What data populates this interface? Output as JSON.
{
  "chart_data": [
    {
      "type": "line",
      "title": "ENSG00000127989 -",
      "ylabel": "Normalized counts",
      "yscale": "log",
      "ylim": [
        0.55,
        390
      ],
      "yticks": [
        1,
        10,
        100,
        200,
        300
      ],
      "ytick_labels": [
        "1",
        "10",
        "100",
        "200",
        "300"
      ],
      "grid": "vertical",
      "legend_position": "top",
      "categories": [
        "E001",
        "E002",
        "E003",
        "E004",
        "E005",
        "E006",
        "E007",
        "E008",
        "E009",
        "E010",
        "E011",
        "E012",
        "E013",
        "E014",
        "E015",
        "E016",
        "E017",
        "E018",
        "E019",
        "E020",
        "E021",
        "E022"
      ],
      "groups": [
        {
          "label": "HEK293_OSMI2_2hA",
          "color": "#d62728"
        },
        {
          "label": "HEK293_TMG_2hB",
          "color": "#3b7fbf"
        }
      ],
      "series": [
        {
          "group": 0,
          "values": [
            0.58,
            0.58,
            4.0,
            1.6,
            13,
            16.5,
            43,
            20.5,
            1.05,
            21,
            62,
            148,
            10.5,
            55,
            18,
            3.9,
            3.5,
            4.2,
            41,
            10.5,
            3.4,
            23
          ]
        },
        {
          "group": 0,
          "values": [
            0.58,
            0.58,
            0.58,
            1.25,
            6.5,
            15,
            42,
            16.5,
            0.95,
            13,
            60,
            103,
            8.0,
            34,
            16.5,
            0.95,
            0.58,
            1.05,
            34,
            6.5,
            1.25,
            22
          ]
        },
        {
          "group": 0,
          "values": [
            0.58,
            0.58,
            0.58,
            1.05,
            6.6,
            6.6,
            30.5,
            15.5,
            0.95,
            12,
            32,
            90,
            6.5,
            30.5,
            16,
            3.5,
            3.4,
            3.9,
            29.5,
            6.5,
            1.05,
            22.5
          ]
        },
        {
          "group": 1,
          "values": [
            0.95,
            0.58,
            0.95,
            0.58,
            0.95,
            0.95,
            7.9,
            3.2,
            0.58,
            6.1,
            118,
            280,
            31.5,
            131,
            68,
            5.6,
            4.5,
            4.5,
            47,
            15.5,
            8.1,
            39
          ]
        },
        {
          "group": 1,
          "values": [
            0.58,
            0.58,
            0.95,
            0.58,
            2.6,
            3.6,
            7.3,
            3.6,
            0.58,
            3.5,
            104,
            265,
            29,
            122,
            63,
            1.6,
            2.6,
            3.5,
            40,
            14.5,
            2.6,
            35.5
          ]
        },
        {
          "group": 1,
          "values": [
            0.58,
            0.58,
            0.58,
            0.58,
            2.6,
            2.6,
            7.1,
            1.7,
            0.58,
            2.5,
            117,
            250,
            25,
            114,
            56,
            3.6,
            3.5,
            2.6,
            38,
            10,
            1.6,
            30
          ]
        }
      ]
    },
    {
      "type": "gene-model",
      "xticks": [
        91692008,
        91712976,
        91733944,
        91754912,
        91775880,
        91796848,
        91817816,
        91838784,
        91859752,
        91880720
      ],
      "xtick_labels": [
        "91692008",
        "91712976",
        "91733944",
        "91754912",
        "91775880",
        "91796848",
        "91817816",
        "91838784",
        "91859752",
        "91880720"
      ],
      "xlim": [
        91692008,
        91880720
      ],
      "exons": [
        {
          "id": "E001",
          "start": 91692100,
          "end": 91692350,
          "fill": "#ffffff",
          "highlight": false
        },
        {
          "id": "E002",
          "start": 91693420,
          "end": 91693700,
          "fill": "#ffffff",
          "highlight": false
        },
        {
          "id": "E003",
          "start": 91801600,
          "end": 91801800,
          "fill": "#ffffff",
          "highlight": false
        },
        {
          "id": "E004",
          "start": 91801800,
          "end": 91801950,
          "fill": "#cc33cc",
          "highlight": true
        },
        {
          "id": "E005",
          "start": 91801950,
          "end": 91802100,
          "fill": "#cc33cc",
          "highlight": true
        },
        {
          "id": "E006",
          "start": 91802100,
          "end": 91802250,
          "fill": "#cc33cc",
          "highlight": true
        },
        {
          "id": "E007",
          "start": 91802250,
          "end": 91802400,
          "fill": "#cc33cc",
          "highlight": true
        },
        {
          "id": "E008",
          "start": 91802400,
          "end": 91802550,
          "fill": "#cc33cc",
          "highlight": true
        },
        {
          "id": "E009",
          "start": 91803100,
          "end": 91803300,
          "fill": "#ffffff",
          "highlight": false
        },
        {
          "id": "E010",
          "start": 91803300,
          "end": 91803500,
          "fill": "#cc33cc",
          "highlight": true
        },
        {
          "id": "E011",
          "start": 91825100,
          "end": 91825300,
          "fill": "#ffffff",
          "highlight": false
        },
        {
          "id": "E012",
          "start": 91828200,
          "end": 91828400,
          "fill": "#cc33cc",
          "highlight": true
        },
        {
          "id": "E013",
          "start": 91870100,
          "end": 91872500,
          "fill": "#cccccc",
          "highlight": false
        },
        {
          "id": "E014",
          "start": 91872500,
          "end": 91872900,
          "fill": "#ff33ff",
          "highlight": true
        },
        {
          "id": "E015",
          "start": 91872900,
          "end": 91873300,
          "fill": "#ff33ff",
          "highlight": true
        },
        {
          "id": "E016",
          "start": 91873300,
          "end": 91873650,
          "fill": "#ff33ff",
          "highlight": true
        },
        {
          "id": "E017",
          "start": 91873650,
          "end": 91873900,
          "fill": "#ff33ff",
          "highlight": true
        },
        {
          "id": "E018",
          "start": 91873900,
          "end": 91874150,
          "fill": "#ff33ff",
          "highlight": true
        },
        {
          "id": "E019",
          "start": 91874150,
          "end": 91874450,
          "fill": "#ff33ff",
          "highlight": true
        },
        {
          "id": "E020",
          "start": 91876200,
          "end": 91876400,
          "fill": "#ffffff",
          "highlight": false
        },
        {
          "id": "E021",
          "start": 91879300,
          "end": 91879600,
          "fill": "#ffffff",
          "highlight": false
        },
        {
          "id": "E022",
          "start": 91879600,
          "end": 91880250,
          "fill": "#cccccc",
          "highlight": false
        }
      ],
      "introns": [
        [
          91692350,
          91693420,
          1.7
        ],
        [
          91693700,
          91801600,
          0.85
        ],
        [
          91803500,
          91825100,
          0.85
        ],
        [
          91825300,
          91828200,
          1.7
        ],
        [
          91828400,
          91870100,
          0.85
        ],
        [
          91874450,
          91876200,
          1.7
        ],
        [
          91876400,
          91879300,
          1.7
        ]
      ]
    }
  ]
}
+-------+
## CHALLENGE
Retype the whole listing, matching it exactly.

## CORRECT ANSWER
What data populates this interface? Output as JSON.
{
  "chart_data": [
    {
      "type": "line",
      "title": "ENSG00000127989 -",
      "ylabel": "Normalized counts",
      "yscale": "log",
      "ylim": [
        0.55,
        390
      ],
      "yticks": [
        1,
        10,
        100,
        200,
        300
      ],
      "ytick_labels": [
        "1",
        "10",
        "100",
        "200",
        "300"
      ],
      "grid": "vertical",
      "legend_position": "top",
      "categories": [
        "E001",
        "E002",
        "E003",
        "E004",
        "E005",
        "E006",
        "E007",
        "E008",
        "E009",
        "E010",
        "E011",
        "E012",
        "E013",
        "E014",
        "E015",
        "E016",
        "E017",
        "E018",
        "E019",
        "E020",
        "E021",
        "E022"
      ],
      "groups": [
        {
          "label": "HEK293_OSMI2_2hA",
          "color": "#d62728"
        },
        {
          "label": "HEK293_TMG_2hB",
          "color": "#3b7fbf"
        }
      ],
      "series": [
        {
          "group": 0,
          "values": [
            0.58,
            0.58,
            4.0,
            1.6,
            13,
            16.5,
            43,
            20.5,
            1.05,
            21,
            62,
            148,
            10.5,
            55,
            18,
            3.9,
            3.5,
            4.2,
            41,
            10.5,
            3.4,
            23
          ]
        },
        {
          "group": 0,
          "values": [
            0.58,
            0.58,
            0.58,
            1.25,
            6.5,
            15,
            42,
            16.5,
            0.95,
            13,
            60,
            103,
            8.0,
            34,
            16.5,
            0.95,
            0.58,
            1.05,
            34,
            6.5,
            1.25,
            22
          ]
        },
        {
          "group": 0,
          "values": [
            0.58,
            0.58,
            0.58,
            1.05,
            6.6,
            6.6,
            30.5,
            15.5,
            0.95,
            12,
            32,
            90,
            6.5,
            30.5,
            16,
            3.5,
            3.4,
            3.9,
            29.5,
            6.5,
            1.05,
            22.5
          ]
        },
        {
          "group": 1,
          "values": [
            0.95,
            0.58,
            0.95,
            0.58,
            0.95,
            0.95,
            7.9,
            3.2,
            0.58,
            6.1,
            118,
            280,
            31.5,
            131,
            68,
            5.6,
            4.5,
            4.5,
            47,
            15.5,
            8.1,
            39
          ]
        },
        {
          "group": 1,
          "values": [
            0.58,
            0.58,
            0.95,
            0.58,
            2.6,
            3.6,
            7.3,
            3.6,
            0.58,
            3.5,
            104,
            265,
            29,
            122,
            63,
            1.6,
            2.6,
            3.5,
            40,
            14.5,
            2.6,
            35.5
          ]
        },
        {
          "group": 1,
          "values": [
            0.58,
            0.58,
            0.58,
            0.58,
            2.6,
            2.6,
            7.1,
            1.7,
            0.58,
            2.5,
            117,
            250,
            25,
            114,
            56,
            3.6,
            3.5,
            2.6,
            38,
            10,
            1.6,
            30
          ]
        }
      ]
    },
    {
      "type": "gene-model",
      "xticks": [
        91692008,
        91712976,
        91733944,
        91754912,
        91775880,
        91796848,
        91817816,
        91838784,
        91859752,
        91880720
      ],
      "xtick_labels": [
        "91692008",
        "91712976",
        "91733944",
        "91754912",
        "91775880",
        "91796848",
        "91817816",
        "91838784",
        "91859752",
        "91880720"
      ],
      "xlim": [
        91692008,
        91880720
      ],
      "exons": [
        {
          "id": "E001",
          "start": 91692100,
          "end": 91692350,
          "fill": "#ffffff",
          "highlight": false
        },
        {
          "id": "E002",
          "start": 91693420,
          "end": 91693700,
          "fill": "#ffffff",
          "highlight": false
        },
        {
          "id": "E003",
          "start": 91801600,
          "end": 91801800,
          "fill": "#ffffff",
          "highlight": false
        },
        {
          "id": "E004",
          "start": 91801800,
          "end": 91801950,
          "fill": "#cc33cc",
          "highlight": true
        },
        {
          "id": "E005",
          "start": 91801950,
          "end": 91802100,
          "fill": "#cc33cc",
          "highlight": true
        },
        {
          "id": "E006",
          "start": 91802100,
          "end": 91802250,
          "fill": "#cc33cc",
          "highlight": true
        },
        {
          "id": "E007",
          "start": 91802250,
          "end": 91802400,
          "fill": "#cc33cc",
          "highlight": true
        },
        {
          "id": "E008",
          "start": 91802400,
          "end": 91802550,
          "fill": "#cc33cc",
          "highlight": true
        },
        {
          "id": "E009",
          "start": 91803100,
          "end": 91803300,
          "fill": "#ffffff",
          "highlight": false
        },
        {
          "id": "E010",
          "start": 91803300,
          "end": 91803500,
          "fill": "#cc33cc",
          "highlight": true
        },
        {
          "id": "E011",
          "start": 91825100,
          "end": 91825300,
          "fill": "#ffffff",
          "highlight": false
        },
        {
          "id": "E012",
          "start": 91828200,
          "end": 91828400,
          "fill": "#cc33cc",
          "highlight": true
        },
        {
          "id": "E013",
          "start": 91870100,
          "end": 91872500,
          "fill": "#cccccc",
          "highlight": false
        },
        {
          "id": "E014",
          "start": 91872500,
          "end": 91872900,
          "fill": "#ff33ff",
          "highlight": true
        },
        {
          "id": "E015",
          "start": 91872900,
          "end": 91873300,
          "fill": "#ff33ff",
          "highlight": true
        },
        {
          "id": "E016",
          "start": 91873300,
          "end": 91873650,
          "fill": "#ff33ff",
          "highlight": true
        },
        {
          "id": "E017",
          "start": 91873650,
          "end": 91873900,
          "fill": "#ff33ff",
          "highlight": true
        },
        {
          "id": "E018",
          "start": 91873900,
          "end": 91874150,
          "fill": "#ff33ff",
          "highlight": true
        },
        {
          "id": "E019",
          "start": 91874150,
          "end": 91874450,
          "fill": "#ff33ff",
          "highlight": true
        },
        {
          "id": "E020",
          "start": 91876200,
          "end": 91876400,
          "fill": "#ffffff",
          "highlight": false
        },
        {
          "id": "E021",
          "start": 91879300,
          "end": 91879600,
          "fill": "#ffffff",
          "highlight": false
        },
        {
          "id": "E022",
          "start": 91879600,
          "end": 91880250,
          "fill": "#cccccc",
          "highlight": false
        }
      ],
      "introns": [
        [
          91692350,
          91693420,
          1.7
        ],
        [
          91693700,
          91801600,
          0.85
        ],
        [
          91803500,
          91825100,
          0.85
        ],
        [
          91825300,
          91828200,
          1.7
        ],
        [
          91828400,
          91870100,
          0.85
        ],
        [
          91874450,
          91876200,
          1.7
        ],
        [
          91876400,
          91879300,
          1.7
        ]
      ]
    }
  ]
}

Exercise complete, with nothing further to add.